┌──

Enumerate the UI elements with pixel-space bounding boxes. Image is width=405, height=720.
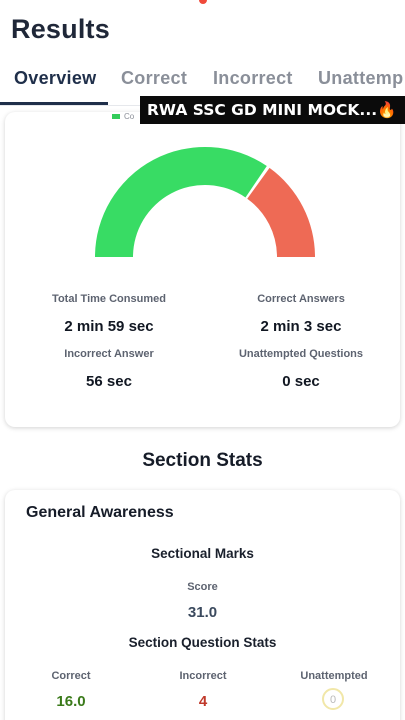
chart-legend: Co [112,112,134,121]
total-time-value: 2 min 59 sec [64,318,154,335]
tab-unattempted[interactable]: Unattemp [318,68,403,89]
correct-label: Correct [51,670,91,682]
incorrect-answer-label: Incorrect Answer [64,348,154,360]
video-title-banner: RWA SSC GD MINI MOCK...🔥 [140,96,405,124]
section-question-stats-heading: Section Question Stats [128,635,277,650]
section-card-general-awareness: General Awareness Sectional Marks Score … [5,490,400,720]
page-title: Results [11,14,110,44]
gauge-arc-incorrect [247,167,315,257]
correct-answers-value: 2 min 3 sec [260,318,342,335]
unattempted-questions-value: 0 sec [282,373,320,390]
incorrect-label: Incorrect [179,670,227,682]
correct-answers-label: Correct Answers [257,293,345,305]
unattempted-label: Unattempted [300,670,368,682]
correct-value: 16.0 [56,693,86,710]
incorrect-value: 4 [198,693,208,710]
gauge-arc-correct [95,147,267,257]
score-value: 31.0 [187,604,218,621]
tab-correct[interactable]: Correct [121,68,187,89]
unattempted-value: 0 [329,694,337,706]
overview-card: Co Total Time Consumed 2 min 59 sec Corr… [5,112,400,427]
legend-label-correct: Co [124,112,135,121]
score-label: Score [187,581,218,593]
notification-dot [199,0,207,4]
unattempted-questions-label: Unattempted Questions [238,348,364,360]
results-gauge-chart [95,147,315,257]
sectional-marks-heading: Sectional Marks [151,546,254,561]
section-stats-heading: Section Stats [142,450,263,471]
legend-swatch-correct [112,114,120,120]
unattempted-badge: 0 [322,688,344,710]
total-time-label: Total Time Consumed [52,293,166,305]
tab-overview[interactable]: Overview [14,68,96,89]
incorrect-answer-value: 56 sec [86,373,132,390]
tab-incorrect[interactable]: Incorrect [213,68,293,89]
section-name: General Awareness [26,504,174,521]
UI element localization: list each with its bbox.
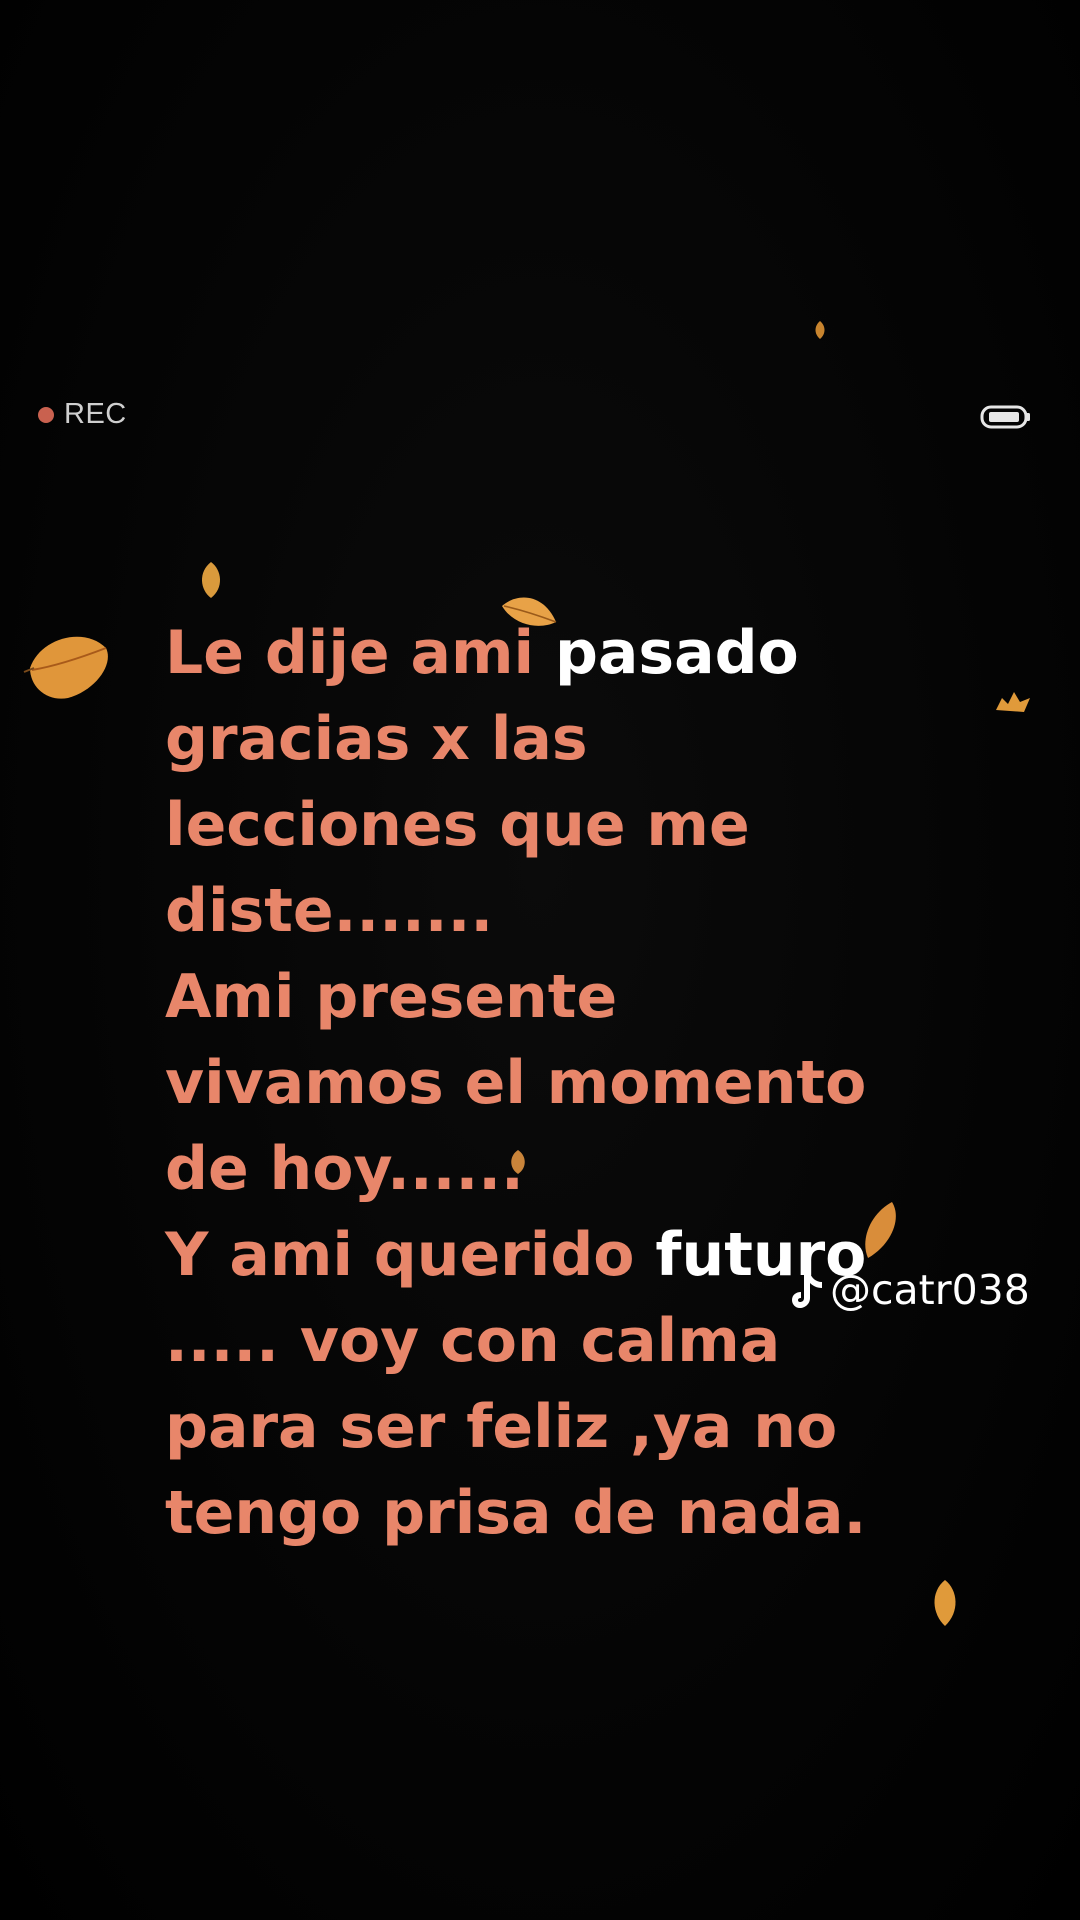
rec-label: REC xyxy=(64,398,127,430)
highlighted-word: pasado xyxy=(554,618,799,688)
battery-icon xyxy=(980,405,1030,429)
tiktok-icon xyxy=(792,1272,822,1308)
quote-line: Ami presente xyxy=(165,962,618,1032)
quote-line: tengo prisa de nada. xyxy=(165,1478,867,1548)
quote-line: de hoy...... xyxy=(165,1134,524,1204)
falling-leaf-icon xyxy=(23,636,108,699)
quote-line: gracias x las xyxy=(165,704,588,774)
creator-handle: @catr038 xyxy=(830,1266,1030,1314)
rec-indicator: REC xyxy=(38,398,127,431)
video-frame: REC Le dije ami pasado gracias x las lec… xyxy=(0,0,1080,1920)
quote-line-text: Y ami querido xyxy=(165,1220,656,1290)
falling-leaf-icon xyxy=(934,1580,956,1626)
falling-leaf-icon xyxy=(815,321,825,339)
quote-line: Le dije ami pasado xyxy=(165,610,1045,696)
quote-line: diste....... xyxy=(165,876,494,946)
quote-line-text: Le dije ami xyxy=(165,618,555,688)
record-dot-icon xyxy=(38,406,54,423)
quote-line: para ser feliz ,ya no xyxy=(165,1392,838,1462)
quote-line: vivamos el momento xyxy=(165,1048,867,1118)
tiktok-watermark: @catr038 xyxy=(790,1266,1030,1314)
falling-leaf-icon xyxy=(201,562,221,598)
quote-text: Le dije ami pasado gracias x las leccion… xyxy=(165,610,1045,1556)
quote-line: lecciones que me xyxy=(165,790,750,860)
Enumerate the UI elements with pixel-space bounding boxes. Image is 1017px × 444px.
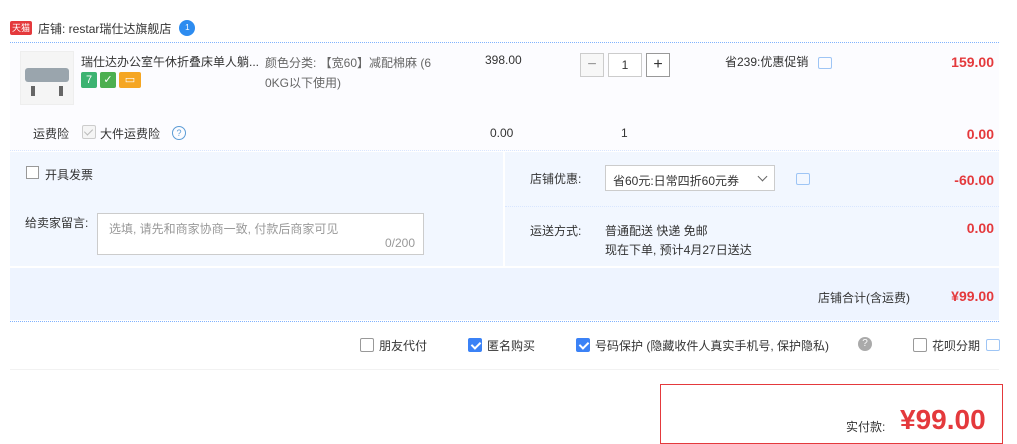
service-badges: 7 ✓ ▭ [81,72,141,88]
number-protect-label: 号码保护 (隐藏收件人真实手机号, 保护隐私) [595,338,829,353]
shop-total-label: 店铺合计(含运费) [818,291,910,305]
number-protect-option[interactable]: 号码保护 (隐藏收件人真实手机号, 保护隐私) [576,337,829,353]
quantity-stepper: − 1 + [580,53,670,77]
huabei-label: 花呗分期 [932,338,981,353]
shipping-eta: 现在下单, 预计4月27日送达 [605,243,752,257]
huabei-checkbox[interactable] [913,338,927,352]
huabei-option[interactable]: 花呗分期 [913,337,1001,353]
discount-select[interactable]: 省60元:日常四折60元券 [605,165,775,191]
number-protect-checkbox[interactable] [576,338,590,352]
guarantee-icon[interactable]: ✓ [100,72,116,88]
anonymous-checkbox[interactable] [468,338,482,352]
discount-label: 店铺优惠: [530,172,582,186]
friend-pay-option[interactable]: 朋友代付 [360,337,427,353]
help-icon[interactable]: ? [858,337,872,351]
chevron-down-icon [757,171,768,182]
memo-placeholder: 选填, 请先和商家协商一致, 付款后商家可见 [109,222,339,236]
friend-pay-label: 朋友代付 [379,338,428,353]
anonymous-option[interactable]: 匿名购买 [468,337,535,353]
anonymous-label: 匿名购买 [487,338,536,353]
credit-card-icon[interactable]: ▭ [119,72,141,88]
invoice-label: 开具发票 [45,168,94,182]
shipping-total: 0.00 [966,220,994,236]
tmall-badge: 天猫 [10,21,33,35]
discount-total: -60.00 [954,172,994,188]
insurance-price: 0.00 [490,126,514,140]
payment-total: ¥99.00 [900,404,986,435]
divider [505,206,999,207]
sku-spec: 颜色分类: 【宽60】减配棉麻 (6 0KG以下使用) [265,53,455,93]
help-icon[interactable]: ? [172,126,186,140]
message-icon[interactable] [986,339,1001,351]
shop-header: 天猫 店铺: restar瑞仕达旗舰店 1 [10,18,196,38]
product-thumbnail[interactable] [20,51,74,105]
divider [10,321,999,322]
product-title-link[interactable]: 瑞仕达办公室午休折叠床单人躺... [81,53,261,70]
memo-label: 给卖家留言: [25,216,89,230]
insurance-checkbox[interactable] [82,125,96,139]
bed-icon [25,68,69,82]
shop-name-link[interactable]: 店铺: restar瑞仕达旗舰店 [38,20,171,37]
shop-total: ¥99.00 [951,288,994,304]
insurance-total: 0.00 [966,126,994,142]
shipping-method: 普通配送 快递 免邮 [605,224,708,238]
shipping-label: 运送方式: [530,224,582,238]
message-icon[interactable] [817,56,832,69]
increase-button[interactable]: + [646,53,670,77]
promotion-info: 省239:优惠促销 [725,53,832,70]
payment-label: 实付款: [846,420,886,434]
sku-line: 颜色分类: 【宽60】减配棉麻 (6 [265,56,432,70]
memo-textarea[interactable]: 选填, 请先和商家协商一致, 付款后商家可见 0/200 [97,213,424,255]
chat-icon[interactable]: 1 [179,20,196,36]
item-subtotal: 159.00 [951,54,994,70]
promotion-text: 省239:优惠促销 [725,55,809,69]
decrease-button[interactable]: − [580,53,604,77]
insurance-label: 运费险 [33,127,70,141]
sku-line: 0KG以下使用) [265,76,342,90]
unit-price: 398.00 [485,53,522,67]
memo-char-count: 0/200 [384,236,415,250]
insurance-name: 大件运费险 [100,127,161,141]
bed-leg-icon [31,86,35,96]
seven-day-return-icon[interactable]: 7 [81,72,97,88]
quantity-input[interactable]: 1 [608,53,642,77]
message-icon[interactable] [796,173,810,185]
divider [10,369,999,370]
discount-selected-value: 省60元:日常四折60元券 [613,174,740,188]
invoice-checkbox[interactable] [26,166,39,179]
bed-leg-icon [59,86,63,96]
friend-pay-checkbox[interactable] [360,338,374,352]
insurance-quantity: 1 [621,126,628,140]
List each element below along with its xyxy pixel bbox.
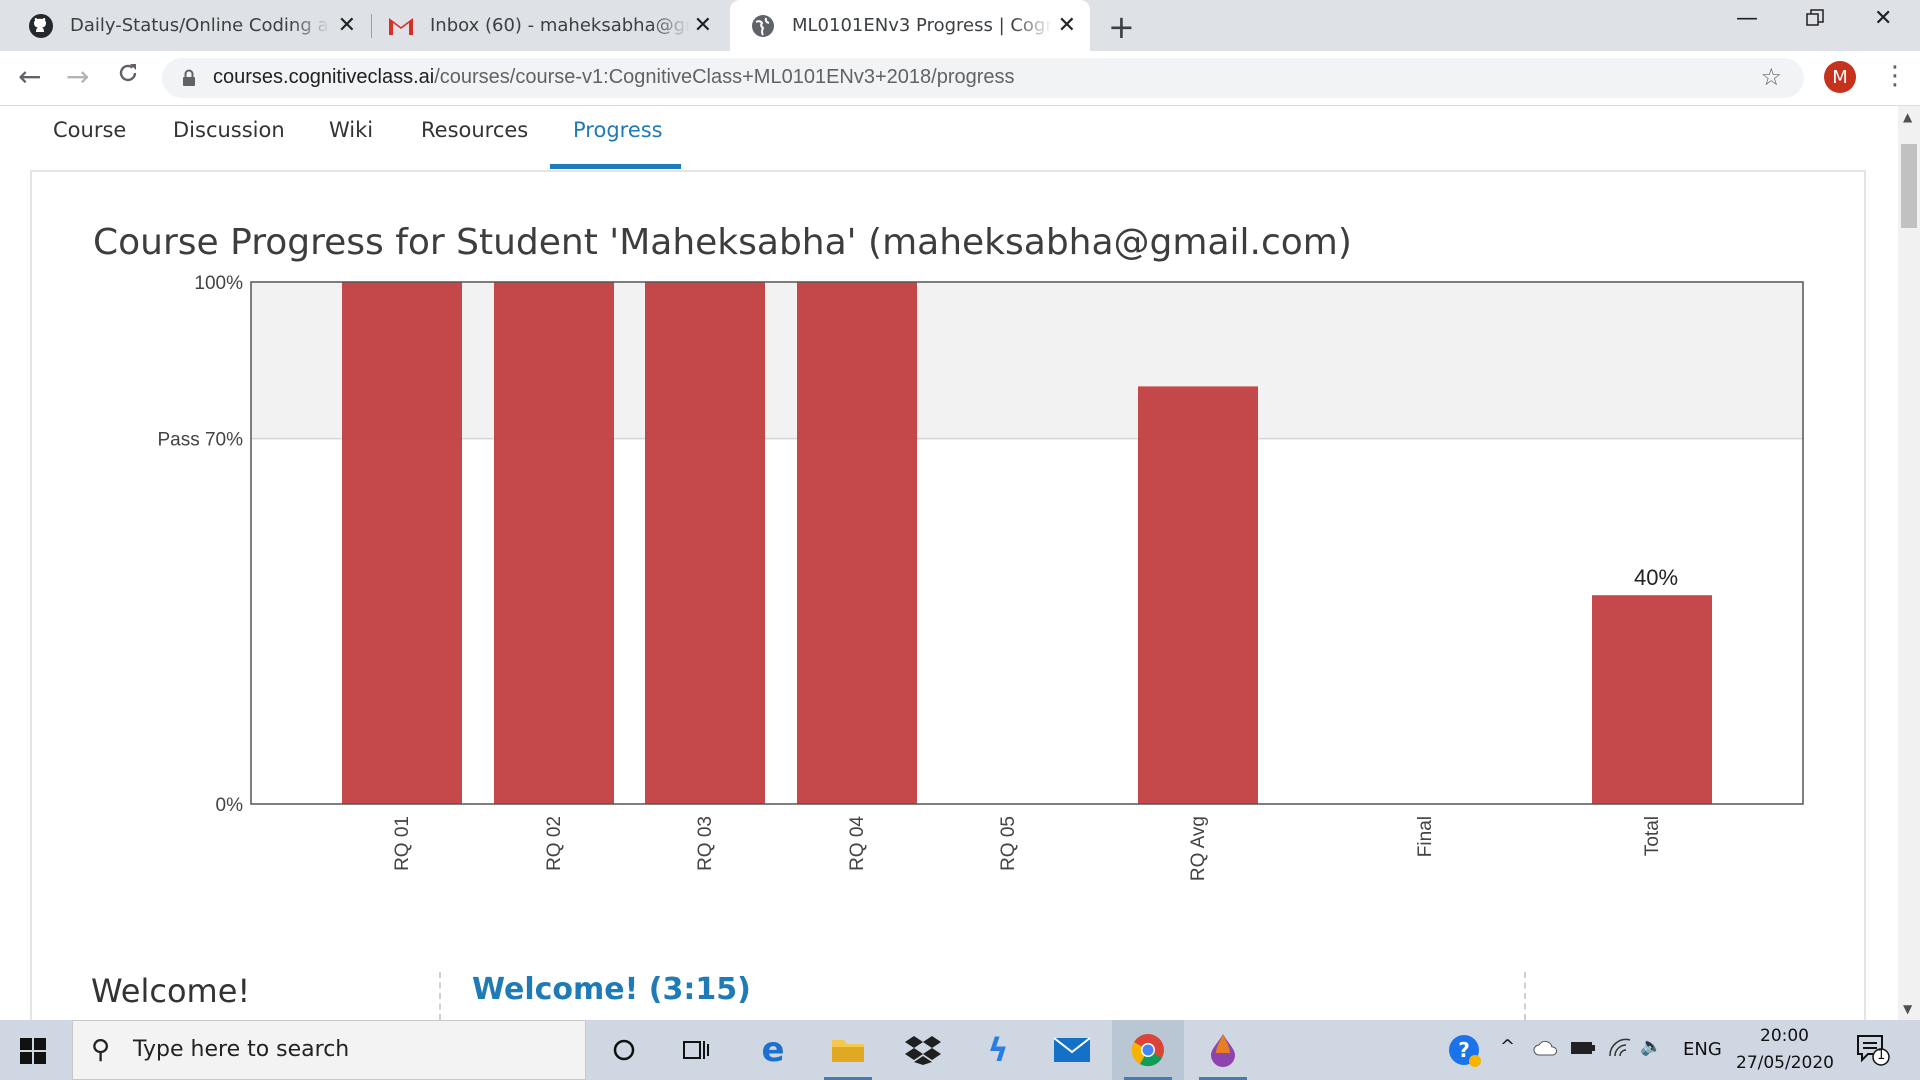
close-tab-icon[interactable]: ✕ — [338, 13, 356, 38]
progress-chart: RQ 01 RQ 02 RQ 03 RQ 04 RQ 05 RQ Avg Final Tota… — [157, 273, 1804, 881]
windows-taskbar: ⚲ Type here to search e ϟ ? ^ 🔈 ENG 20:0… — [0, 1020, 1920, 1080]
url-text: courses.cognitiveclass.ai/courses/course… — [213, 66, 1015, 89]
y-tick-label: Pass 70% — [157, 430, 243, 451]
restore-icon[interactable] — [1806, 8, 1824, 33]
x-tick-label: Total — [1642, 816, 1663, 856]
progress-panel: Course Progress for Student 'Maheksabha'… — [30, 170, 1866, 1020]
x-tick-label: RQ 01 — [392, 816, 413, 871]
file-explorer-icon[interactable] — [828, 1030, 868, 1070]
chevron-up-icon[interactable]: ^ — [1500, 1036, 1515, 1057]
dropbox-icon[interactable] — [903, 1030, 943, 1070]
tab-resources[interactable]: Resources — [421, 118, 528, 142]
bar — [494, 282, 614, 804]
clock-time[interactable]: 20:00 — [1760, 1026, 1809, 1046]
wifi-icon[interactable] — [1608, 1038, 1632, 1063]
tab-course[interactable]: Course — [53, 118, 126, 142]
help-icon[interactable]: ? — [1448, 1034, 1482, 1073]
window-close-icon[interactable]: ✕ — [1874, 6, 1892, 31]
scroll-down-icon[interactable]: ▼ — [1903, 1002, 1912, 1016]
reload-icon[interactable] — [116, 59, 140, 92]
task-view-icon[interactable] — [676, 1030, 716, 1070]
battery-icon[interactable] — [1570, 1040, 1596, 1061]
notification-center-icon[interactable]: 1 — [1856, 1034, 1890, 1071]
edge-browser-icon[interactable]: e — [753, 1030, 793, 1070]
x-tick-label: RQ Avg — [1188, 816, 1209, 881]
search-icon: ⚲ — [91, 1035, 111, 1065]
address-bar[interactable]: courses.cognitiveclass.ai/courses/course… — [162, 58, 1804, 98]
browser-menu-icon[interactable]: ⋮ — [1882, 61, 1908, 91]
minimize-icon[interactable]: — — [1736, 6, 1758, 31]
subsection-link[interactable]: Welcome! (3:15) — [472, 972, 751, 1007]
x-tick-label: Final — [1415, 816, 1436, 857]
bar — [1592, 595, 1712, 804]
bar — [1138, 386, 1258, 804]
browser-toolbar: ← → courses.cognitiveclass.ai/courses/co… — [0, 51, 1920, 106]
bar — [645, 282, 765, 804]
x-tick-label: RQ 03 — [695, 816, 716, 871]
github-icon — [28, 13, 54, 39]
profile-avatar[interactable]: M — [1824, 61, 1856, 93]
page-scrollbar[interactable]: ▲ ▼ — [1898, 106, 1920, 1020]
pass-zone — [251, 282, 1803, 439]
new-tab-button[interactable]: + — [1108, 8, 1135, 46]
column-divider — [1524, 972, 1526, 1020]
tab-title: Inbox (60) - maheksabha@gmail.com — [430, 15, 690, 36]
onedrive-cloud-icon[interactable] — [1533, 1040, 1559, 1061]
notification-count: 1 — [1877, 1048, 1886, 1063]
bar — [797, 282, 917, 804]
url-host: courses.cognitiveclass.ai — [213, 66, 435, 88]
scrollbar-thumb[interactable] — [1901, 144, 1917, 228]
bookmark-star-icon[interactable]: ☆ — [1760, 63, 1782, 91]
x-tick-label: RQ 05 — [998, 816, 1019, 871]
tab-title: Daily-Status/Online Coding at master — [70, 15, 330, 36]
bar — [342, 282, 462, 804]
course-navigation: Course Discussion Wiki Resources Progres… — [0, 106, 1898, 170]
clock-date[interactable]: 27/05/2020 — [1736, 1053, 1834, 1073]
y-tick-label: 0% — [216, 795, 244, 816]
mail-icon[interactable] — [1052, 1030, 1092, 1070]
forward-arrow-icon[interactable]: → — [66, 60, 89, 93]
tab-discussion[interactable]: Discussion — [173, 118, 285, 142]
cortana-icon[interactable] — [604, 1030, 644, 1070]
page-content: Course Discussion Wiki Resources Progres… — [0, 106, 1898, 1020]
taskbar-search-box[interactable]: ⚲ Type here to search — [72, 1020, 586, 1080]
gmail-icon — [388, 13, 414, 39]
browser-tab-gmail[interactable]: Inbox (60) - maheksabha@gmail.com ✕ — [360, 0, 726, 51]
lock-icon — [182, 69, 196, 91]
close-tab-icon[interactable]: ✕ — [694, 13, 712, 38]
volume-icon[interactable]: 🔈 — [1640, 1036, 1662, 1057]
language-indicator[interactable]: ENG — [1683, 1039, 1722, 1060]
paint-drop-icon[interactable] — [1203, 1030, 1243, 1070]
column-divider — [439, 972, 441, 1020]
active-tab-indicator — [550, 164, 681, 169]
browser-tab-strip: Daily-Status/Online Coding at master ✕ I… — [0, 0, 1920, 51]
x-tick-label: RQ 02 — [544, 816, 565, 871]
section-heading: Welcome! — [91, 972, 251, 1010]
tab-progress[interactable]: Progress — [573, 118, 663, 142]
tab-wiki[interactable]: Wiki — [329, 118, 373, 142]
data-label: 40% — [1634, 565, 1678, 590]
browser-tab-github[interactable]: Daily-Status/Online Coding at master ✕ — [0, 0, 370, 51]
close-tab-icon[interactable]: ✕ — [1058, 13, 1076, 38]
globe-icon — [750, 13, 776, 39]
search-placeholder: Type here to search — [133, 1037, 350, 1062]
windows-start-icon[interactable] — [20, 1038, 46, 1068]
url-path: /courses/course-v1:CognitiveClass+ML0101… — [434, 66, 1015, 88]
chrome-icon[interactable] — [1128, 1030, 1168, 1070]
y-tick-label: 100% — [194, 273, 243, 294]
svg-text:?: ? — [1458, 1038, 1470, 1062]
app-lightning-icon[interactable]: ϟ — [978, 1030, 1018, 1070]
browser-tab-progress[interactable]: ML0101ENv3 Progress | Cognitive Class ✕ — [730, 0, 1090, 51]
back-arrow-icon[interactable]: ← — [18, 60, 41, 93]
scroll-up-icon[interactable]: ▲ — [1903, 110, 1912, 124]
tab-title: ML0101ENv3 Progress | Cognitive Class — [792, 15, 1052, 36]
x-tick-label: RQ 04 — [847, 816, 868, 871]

└──

▶ [What this task involves]: Copy out, character for character, the lines from the one containing "rec-label: REC xyxy=(64,398,127,430)" through the one containing "1017px × 444px.".

▶ [Solved exercise]:
rec-label: REC xyxy=(64,398,127,430)
highlighted-word: pasado xyxy=(554,618,799,688)
battery-icon xyxy=(980,405,1030,429)
tiktok-icon xyxy=(792,1272,822,1308)
quote-line: Ami presente xyxy=(165,962,618,1032)
quote-line: tengo prisa de nada. xyxy=(165,1478,867,1548)
quote-line: de hoy...... xyxy=(165,1134,524,1204)
falling-leaf-icon xyxy=(23,636,108,699)
quote-line: gracias x las xyxy=(165,704,588,774)
creator-handle: @catr038 xyxy=(830,1266,1030,1314)
rec-indicator: REC xyxy=(38,398,127,431)
video-frame: REC Le dije ami pasado gracias x las lec… xyxy=(0,0,1080,1920)
quote-line-text: Y ami querido xyxy=(165,1220,656,1290)
falling-leaf-icon xyxy=(934,1580,956,1626)
falling-leaf-icon xyxy=(815,321,825,339)
quote-line: Le dije ami pasado xyxy=(165,610,1045,696)
quote-line: diste....... xyxy=(165,876,494,946)
quote-line-text: Le dije ami xyxy=(165,618,555,688)
record-dot-icon xyxy=(38,406,54,423)
quote-line: para ser feliz ,ya no xyxy=(165,1392,838,1462)
quote-line: vivamos el momento xyxy=(165,1048,867,1118)
tiktok-watermark: @catr038 xyxy=(790,1266,1030,1314)
falling-leaf-icon xyxy=(201,562,221,598)
quote-text: Le dije ami pasado gracias x las leccion… xyxy=(165,610,1045,1556)
quote-line: lecciones que me xyxy=(165,790,750,860)
Enumerate the UI elements with pixel-space bounding boxes. Image is 1017px × 444px.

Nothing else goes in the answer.